TEXT SHOWN Block Start

The JLI's initial roster as they appear in Batman: The Brave and the Bold.

Justice League International appears in Batman: The Brave and the Bold. Introduced in the episode "Darkseid Descending!", this version of the team is assembled by Batman, Aquaman, and Martian Manhunter to combat Darkseid following an unspecified incident that led to the Justice League's disbandment, initially consists of them, Blue Beetle, Booster Gold, Guy Gardner, Fire, and Ice, and are based in the Justice League Satellite. In subsequent episodes, Rip Hunter, Robin, Kid Flash, Superman, Wonder Woman, Plastic Man, Green Arrow, Captain Atom, Captain Marvel, and Rocket Red join the team.

==Reception==
Martin A. Stever reviewed Justice League International Space Gamer/Fantasy Gamer No. 83. Stever commented that "thanks to clever characterization and wit, this creative team makes team moving day as exciting and as much fun as a brush with Armageddon".

TEXT SHOWN Block End
EXCERPTED DATA Block Start

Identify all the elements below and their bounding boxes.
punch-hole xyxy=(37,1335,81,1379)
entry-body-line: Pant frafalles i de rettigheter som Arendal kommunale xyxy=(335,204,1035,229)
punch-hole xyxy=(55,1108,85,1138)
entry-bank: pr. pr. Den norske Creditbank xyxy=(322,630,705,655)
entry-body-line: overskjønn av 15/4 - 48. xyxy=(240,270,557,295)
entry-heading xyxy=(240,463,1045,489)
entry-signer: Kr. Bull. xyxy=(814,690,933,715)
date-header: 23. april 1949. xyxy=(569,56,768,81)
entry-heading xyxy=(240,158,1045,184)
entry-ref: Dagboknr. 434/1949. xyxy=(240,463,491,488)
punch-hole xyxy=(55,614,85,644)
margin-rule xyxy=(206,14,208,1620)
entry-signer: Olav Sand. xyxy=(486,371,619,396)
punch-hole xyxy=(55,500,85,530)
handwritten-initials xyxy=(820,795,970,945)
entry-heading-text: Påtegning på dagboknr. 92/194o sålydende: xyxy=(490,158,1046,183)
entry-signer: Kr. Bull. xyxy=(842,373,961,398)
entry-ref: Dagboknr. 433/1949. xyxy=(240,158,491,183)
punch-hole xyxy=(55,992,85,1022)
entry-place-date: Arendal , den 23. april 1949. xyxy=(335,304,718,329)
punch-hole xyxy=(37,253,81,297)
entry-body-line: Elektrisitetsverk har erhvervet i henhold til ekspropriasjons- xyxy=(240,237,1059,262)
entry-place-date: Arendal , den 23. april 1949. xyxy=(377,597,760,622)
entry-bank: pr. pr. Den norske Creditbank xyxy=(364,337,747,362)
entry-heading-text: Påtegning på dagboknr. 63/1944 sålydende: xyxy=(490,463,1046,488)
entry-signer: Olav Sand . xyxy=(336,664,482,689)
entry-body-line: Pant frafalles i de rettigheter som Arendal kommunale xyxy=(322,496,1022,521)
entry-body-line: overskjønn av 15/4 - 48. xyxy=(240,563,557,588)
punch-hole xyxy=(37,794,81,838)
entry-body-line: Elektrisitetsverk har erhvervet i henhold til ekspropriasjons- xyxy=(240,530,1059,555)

EXCERPTED DATA Block End

## EXPLORE THE MATERIAL
**1.** Using the text about Justice League International, decide whether each statement agrees with it. Answer yes or no for each, and quote the deciding words exactly. (a) Batman, Aquaman, and Martian Manhunter assemble the team. (b) The team is based in the Batcave. (c) Martin A. Stever reviewed Justice League International in Space Gamer/Fantasy Gamer No. 83.
**2.** From the text about Justice League International, copy the passage between "Justice League International appears" and "join the team.", inclusive, without any changes.
The records have no connection to the text about Justice League International.

## OUTPUTS FOR THE TASKS
**1.**
(a) Yes: "this version of the team is assembled by Batman, Aquaman, and Martian Manhunter"
(b) No: "are based in the Justice League Satellite"
(c) Yes: "Martin A. Stever reviewed Justice League International Space Gamer/Fantasy Gamer No. 83"

**2.**
Justice League International appears in Batman: The Brave and the Bold. Introduced in the episode "Darkseid Descending!", this version of the team is assembled by Batman, Aquaman, and Martian Manhunter to combat Darkseid following an unspecified incident that led to the Justice League's disbandment, initially consists of them, Blue Beetle, Booster Gold, Guy Gardner, Fire, and Ice, and are based in the Justice League Satellite. In subsequent episodes, Rip Hunter, Robin, Kid Flash, Superman, Wonder Woman, Plastic Man, Green Arrow, Captain Atom, Captain Marvel, and Rocket Red join the team.